==== PAGE EXCERPT

Our business depends in part on developing and maintaining productive relationships with third-party providers of services, protection plans, products and resources that we market to our customers. During the year ended December 31, 2023, we sourced our products from over 2,800 domestic and international vendors. Additionally, we rely on certain third-party providers to support our services, protection plans, products and resources, including insurance carriers for our property and casualty insurance and extended service contracts, banks and captive financing companies for vehicle financing and refinancing, Comenity Capital Bank as the issuer of our co-branded credit card, and a tow provider network for our roadside assistance programs. We cannot accurately predict when, or the extent to which, we will experience any disruption in the supply of products from our vendors or services from our third-party providers. Any such disruption could negatively impact our ability to market and sell our services, protection plans, products and resources, which could have a material adverse effect on our business, financial condition and results of operations. In addition, Comenity Capital Bank could decline to renew our services agreement or become insolvent and unable to perform our contract, and we may be unable to timely find a replacement bank to provide these services.

We depend on merchandise purchased from our vendors to obtain products for our store locations. We have no contractual arrangements providing for continued supply from our key vendors, and our vendors may discontinue selling to us at any time. Changes in commercial practices of our key vendors or manufacturers, such as changes in vendor support and incentives or changes in credit or payment terms, could also negatively impact our results. If we lose one or more key vendors or are unable to promptly replace a vendor that is unwilling or unable to satisfy our requirements with a vendor providing equally appealing products at comparable prices, we may not be able to offer products that are important to our merchandise assortment.

We also are subject to risks, such as the price and availability of raw materials, shipping delays, labor disputes, union organizing activity, strikes, inclement weather, natural disasters, war and terrorism and adverse general economic and political conditions that might limit our vendors’ ability to provide us with quality merchandise on a timely and cost-efficient basis. We may not be able to develop relationships with new vendors, and products from alternative sources, if any, may be of a lesser quality and more expensive than those we currently purchase. Any delay or failure in offering quality products and services to our customers could have a material adverse effect on our business, financial condition and results of operations.

========
==== STORED RECORDS

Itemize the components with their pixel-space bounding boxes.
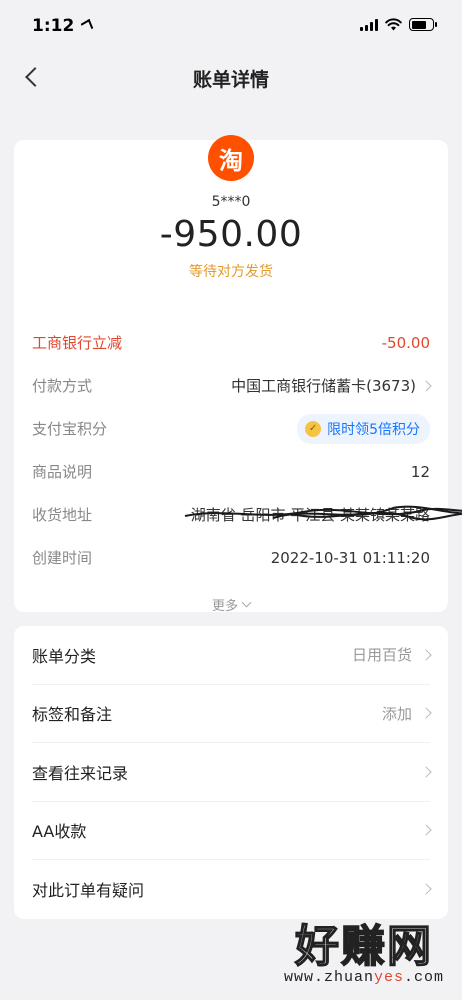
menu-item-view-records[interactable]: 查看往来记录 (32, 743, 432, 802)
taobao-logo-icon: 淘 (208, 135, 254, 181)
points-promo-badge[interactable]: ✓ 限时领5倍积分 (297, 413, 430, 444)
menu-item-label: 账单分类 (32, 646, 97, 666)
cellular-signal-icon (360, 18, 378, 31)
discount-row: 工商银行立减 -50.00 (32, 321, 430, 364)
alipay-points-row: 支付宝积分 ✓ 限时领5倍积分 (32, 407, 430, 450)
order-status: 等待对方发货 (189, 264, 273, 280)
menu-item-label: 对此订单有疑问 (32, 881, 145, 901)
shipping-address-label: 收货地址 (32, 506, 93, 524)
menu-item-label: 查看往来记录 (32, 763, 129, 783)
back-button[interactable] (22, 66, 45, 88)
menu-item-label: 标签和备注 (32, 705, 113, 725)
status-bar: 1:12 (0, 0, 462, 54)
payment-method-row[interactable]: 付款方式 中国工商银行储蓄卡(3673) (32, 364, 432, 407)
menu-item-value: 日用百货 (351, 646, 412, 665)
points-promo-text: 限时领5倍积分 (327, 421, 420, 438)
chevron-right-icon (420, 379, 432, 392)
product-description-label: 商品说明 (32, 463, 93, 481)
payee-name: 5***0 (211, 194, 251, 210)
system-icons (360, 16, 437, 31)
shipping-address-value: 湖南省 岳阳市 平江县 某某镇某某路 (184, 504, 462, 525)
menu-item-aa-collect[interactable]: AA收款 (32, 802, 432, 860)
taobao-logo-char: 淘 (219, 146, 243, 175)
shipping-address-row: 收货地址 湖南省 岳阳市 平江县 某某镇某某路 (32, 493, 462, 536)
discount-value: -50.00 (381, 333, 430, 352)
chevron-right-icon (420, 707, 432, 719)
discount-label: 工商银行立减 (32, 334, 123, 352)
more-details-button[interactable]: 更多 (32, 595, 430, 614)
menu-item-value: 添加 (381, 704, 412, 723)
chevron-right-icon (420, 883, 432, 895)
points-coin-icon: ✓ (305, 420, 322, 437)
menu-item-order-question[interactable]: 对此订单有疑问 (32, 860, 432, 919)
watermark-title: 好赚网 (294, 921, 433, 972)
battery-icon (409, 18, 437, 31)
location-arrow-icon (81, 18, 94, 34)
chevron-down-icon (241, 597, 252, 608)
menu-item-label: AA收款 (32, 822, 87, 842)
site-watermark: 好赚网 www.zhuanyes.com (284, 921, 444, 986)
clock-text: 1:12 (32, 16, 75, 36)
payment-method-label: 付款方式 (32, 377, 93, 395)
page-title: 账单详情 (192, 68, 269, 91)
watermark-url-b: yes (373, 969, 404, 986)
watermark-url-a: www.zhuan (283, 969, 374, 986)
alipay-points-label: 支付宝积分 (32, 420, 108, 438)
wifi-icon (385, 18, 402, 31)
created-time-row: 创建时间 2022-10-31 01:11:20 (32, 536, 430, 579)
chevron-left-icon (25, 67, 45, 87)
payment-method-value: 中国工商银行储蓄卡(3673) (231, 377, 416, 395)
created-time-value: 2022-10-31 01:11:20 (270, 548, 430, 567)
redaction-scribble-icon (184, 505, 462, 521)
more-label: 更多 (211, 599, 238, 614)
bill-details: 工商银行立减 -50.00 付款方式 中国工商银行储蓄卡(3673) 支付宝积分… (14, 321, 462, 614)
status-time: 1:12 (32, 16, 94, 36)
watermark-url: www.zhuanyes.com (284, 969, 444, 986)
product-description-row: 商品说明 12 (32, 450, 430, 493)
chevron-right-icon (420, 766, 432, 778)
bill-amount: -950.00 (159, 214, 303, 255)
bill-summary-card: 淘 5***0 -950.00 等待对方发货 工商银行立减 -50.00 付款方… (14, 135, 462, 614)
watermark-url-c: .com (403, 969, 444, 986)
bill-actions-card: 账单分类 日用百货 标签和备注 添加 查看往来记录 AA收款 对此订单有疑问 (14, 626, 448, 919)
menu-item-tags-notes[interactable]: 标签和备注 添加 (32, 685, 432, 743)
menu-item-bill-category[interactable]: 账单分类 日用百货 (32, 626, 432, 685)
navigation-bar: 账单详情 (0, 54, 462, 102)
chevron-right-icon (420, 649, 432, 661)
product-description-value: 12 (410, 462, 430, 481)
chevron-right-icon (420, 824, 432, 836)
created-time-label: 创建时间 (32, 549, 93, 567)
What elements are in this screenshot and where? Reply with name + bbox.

========
==== STORED RECORDS

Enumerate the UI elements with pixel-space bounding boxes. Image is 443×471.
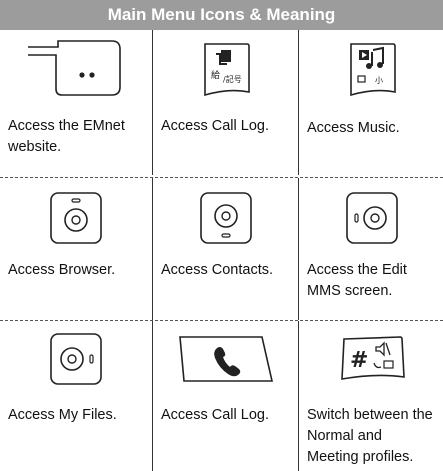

========

- **INSTRUCTIONS**:
A: Using the excerpt on vendors and third-party providers, decide whether each statement agrees with it. Answer yes or no for each and quote the words that decide it.
(i) During the year ended December 31, 2023, the company sourced its products from more than 2,800 vendors.
(ii) The company has contractual arrangements that guarantee continued supply from its key vendors.
(iii) Comenity Capital Bank issues the company's co-branded credit card.
B: The excerpt on vendors and third-party providers names certain providers the company relies on to support its offerings. List each of them with what it is said to provide or support.
C: Translate this sentence from the excerpt on vendors and third-party providers into Spanish: "We depend on merchandise purchased from our vendors to obtain products for our store locations."
The records play no part in what is asked here.

- **WRITTEN ANSWERS**:
A:
(i) Yes: "we sourced our products from over 2,800 domestic and international vendors."
(ii) No: "We have no contractual arrangements providing for continued supply from our key vendors."
(iii) Yes: "Comenity Capital Bank as the issuer of our co-branded credit card."

B:
- Insurance carriers: property and casualty insurance and extended service contracts
- Banks and captive financing companies: vehicle financing and refinancing
- Comenity Capital Bank: issuer of the co-branded credit card
- A tow provider network: roadside assistance programs

C: Dependemos de la mercancía comprada a nuestros proveedores para obtener productos para nuestras tiendas.